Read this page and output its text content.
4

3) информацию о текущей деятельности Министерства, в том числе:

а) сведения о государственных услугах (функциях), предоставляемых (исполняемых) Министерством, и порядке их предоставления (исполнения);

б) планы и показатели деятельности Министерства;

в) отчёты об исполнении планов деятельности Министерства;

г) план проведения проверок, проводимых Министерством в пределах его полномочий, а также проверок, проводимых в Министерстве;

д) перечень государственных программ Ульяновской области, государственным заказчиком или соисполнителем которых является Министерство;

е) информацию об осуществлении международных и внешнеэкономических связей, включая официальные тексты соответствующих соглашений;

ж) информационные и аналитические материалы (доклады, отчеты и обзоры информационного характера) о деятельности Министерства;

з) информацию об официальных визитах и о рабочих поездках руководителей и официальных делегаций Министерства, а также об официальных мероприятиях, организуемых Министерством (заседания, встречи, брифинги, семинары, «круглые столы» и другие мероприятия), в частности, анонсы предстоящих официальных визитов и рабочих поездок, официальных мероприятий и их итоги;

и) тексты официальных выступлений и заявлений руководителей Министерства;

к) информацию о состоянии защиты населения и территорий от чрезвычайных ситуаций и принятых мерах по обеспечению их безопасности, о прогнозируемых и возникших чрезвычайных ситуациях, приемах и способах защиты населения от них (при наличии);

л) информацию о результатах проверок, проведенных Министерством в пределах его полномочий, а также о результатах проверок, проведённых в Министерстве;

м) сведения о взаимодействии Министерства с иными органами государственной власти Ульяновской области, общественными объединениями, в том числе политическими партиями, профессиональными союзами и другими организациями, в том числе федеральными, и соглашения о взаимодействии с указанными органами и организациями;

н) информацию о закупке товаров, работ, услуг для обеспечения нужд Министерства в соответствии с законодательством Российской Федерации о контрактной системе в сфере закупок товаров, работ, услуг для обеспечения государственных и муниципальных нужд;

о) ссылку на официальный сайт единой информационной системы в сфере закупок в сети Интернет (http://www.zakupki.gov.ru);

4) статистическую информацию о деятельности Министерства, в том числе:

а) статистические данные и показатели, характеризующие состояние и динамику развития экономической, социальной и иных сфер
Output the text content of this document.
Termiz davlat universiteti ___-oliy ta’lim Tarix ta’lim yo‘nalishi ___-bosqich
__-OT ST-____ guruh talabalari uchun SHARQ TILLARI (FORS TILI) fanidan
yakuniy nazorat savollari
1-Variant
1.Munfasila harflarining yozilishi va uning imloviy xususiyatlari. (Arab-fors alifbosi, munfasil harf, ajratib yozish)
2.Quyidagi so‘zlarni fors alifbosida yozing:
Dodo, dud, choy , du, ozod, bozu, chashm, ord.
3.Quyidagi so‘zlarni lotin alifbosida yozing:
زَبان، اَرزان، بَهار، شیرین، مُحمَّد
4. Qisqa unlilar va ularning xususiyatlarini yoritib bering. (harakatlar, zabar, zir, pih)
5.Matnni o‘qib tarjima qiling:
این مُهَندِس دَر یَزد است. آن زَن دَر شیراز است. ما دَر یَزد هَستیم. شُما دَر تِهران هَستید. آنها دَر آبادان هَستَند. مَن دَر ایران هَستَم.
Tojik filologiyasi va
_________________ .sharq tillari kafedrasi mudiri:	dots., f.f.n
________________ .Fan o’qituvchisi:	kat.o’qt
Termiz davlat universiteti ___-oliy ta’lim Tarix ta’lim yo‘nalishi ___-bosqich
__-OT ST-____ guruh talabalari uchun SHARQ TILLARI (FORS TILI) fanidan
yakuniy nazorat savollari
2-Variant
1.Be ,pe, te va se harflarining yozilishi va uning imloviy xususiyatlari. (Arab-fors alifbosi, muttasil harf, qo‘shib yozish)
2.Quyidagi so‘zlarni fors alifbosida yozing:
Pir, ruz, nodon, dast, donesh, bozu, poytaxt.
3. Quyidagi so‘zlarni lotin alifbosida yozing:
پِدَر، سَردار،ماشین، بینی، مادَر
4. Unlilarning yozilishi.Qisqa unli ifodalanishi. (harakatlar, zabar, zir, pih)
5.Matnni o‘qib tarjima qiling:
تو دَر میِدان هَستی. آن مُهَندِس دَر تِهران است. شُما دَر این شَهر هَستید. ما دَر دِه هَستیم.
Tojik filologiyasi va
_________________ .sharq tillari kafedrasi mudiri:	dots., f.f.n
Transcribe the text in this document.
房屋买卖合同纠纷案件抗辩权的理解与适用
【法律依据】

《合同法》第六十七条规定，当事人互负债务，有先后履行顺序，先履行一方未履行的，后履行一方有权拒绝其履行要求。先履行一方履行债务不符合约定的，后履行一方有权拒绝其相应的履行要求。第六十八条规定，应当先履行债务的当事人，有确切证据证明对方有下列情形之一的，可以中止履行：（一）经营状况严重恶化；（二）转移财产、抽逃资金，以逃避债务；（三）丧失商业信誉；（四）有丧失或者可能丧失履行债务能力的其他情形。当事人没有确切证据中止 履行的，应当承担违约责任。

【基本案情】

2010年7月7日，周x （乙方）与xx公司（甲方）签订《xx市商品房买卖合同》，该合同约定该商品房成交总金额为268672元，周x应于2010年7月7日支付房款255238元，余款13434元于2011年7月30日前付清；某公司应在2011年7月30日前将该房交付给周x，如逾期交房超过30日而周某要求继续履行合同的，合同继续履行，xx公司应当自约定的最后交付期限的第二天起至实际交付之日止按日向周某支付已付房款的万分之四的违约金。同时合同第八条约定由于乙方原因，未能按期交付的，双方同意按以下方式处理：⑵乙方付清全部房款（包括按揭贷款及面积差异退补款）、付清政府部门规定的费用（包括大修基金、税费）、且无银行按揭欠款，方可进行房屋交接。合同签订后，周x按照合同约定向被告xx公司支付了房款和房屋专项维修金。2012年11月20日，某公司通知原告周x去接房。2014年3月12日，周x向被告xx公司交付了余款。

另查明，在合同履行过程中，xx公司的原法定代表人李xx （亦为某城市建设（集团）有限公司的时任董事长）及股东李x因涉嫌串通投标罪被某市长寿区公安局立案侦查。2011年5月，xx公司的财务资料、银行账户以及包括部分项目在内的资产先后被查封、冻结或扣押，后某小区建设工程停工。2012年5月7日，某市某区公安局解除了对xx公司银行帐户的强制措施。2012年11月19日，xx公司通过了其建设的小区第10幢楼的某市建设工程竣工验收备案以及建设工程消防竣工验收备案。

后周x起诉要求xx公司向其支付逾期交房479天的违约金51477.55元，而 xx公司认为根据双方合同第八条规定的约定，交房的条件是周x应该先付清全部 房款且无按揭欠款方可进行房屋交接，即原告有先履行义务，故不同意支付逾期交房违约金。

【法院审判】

To be done: Whichever lines contain the string "сведения", select and copy them.

Expected output:
а) сведения о государственных услугах (функциях), предоставляемых (исполняемых) Министерством, и порядке их предоставления (исполнения);
м) сведения о взаимодействии Министерства с иными органами государственной власти Ульяновской области, общественными объединениями, в том числе политическими партиями, профессиональными союзами и другими организациями, в том числе федеральными, и соглашения о взаимодействии с указанными органами и организациями;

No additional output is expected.